-- Start MATERIAL PROVIDED --

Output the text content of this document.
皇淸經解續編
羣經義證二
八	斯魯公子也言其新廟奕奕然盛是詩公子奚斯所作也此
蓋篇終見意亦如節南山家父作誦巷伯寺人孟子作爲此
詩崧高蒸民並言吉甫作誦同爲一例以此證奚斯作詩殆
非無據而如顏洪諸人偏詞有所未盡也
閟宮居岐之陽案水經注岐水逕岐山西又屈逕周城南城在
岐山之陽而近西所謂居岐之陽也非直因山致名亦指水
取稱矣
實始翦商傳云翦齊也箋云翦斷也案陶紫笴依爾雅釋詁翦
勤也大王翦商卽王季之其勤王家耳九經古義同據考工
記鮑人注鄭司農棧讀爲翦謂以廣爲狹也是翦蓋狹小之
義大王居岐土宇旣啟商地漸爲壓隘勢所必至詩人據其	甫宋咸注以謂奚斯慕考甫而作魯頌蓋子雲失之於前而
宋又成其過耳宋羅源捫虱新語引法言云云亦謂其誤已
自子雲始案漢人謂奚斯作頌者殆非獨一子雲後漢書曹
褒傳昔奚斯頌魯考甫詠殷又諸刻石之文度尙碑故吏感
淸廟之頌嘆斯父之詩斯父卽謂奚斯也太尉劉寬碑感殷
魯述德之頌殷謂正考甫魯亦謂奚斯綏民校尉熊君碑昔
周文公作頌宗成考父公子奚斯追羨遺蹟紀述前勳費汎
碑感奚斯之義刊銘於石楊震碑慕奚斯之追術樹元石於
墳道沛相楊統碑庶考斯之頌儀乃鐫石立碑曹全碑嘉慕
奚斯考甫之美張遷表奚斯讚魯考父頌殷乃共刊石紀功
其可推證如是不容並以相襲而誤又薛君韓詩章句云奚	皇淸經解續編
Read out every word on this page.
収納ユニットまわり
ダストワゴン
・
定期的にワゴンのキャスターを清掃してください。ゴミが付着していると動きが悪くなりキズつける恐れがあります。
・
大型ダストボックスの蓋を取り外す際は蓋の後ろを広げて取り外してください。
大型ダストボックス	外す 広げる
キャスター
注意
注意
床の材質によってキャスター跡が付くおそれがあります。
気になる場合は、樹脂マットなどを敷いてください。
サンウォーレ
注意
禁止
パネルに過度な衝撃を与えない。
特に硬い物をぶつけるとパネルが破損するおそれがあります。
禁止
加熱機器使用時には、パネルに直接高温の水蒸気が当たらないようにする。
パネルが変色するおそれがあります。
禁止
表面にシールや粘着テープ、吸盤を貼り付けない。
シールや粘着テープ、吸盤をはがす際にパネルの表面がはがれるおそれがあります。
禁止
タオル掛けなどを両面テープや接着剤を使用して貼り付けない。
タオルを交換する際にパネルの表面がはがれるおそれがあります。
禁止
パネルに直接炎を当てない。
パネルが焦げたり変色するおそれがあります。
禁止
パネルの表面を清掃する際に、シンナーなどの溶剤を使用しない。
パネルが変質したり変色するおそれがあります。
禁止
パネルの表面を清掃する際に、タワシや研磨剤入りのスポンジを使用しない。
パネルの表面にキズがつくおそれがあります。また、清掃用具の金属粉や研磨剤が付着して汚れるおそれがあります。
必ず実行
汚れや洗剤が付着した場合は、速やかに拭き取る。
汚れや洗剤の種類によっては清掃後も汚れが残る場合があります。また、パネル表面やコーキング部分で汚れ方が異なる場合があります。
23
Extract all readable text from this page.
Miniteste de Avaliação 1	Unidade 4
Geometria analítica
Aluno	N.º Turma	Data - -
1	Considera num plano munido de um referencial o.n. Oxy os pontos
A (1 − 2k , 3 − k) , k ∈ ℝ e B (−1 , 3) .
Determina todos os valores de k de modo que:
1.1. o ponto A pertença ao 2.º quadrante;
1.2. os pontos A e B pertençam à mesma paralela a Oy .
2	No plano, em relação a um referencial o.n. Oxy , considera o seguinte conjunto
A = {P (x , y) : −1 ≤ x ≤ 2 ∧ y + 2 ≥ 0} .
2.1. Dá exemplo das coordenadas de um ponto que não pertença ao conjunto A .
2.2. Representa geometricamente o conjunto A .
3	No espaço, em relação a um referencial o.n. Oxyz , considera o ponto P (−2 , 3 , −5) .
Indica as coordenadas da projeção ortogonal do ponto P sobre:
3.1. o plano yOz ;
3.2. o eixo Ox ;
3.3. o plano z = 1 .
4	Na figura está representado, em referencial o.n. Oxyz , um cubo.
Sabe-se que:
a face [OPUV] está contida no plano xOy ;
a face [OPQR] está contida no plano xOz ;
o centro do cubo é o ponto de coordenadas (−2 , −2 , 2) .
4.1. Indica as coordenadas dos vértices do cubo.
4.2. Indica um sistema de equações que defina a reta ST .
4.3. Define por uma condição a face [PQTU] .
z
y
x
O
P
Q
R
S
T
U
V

-- End MATERIAL PROVIDED --

## TASK OBJECTIVE
Copy out the whole listing exactly; please set it all down.

## EXPECTED OUTPUT
Output the text content of this document.
皇淸經解續編
羣經義證二
八	斯魯公子也言其新廟奕奕然盛是詩公子奚斯所作也此
蓋篇終見意亦如節南山家父作誦巷伯寺人孟子作爲此
詩崧高蒸民並言吉甫作誦同爲一例以此證奚斯作詩殆
非無據而如顏洪諸人偏詞有所未盡也
閟宮居岐之陽案水經注岐水逕岐山西又屈逕周城南城在
岐山之陽而近西所謂居岐之陽也非直因山致名亦指水
取稱矣
實始翦商傳云翦齊也箋云翦斷也案陶紫笴依爾雅釋詁翦
勤也大王翦商卽王季之其勤王家耳九經古義同據考工
記鮑人注鄭司農棧讀爲翦謂以廣爲狹也是翦蓋狹小之
義大王居岐土宇旣啟商地漸爲壓隘勢所必至詩人據其	甫宋咸注以謂奚斯慕考甫而作魯頌蓋子雲失之於前而
宋又成其過耳宋羅源捫虱新語引法言云云亦謂其誤已
自子雲始案漢人謂奚斯作頌者殆非獨一子雲後漢書曹
褒傳昔奚斯頌魯考甫詠殷又諸刻石之文度尙碑故吏感
淸廟之頌嘆斯父之詩斯父卽謂奚斯也太尉劉寬碑感殷
魯述德之頌殷謂正考甫魯亦謂奚斯綏民校尉熊君碑昔
周文公作頌宗成考父公子奚斯追羨遺蹟紀述前勳費汎
碑感奚斯之義刊銘於石楊震碑慕奚斯之追術樹元石於
墳道沛相楊統碑庶考斯之頌儀乃鐫石立碑曹全碑嘉慕
奚斯考甫之美張遷表奚斯讚魯考父頌殷乃共刊石紀功
其可推證如是不容並以相襲而誤又薛君韓詩章句云奚	皇淸經解續編
Read out every word on this page.
収納ユニットまわり
ダストワゴン
・
定期的にワゴンのキャスターを清掃してください。ゴミが付着していると動きが悪くなりキズつける恐れがあります。
・
大型ダストボックスの蓋を取り外す際は蓋の後ろを広げて取り外してください。
大型ダストボックス	外す 広げる
キャスター
注意
注意
床の材質によってキャスター跡が付くおそれがあります。
気になる場合は、樹脂マットなどを敷いてください。
サンウォーレ
注意
禁止
パネルに過度な衝撃を与えない。
特に硬い物をぶつけるとパネルが破損するおそれがあります。
禁止
加熱機器使用時には、パネルに直接高温の水蒸気が当たらないようにする。
パネルが変色するおそれがあります。
禁止
表面にシールや粘着テープ、吸盤を貼り付けない。
シールや粘着テープ、吸盤をはがす際にパネルの表面がはがれるおそれがあります。
禁止
タオル掛けなどを両面テープや接着剤を使用して貼り付けない。
タオルを交換する際にパネルの表面がはがれるおそれがあります。
禁止
パネルに直接炎を当てない。
パネルが焦げたり変色するおそれがあります。
禁止
パネルの表面を清掃する際に、シンナーなどの溶剤を使用しない。
パネルが変質したり変色するおそれがあります。
禁止
パネルの表面を清掃する際に、タワシや研磨剤入りのスポンジを使用しない。
パネルの表面にキズがつくおそれがあります。また、清掃用具の金属粉や研磨剤が付着して汚れるおそれがあります。
必ず実行
汚れや洗剤が付着した場合は、速やかに拭き取る。
汚れや洗剤の種類によっては清掃後も汚れが残る場合があります。また、パネル表面やコーキング部分で汚れ方が異なる場合があります。
23
Extract all readable text from this page.
Miniteste de Avaliação 1	Unidade 4
Geometria analítica
Aluno	N.º Turma	Data - -
1	Considera num plano munido de um referencial o.n. Oxy os pontos
A (1 − 2k , 3 − k) , k ∈ ℝ e B (−1 , 3) .
Determina todos os valores de k de modo que:
1.1. o ponto A pertença ao 2.º quadrante;
1.2. os pontos A e B pertençam à mesma paralela a Oy .
2	No plano, em relação a um referencial o.n. Oxy , considera o seguinte conjunto
A = {P (x , y) : −1 ≤ x ≤ 2 ∧ y + 2 ≥ 0} .
2.1. Dá exemplo das coordenadas de um ponto que não pertença ao conjunto A .
2.2. Representa geometricamente o conjunto A .
3	No espaço, em relação a um referencial o.n. Oxyz , considera o ponto P (−2 , 3 , −5) .
Indica as coordenadas da projeção ortogonal do ponto P sobre:
3.1. o plano yOz ;
3.2. o eixo Ox ;
3.3. o plano z = 1 .
4	Na figura está representado, em referencial o.n. Oxyz , um cubo.
Sabe-se que:
a face [OPUV] está contida no plano xOy ;
a face [OPQR] está contida no plano xOz ;
o centro do cubo é o ponto de coordenadas (−2 , −2 , 2) .
4.1. Indica as coordenadas dos vértices do cubo.
4.2. Indica um sistema de equações que defina a reta ST .
4.3. Define por uma condição a face [PQTU] .
z
y
x
O
P
Q
R
S
T
U
V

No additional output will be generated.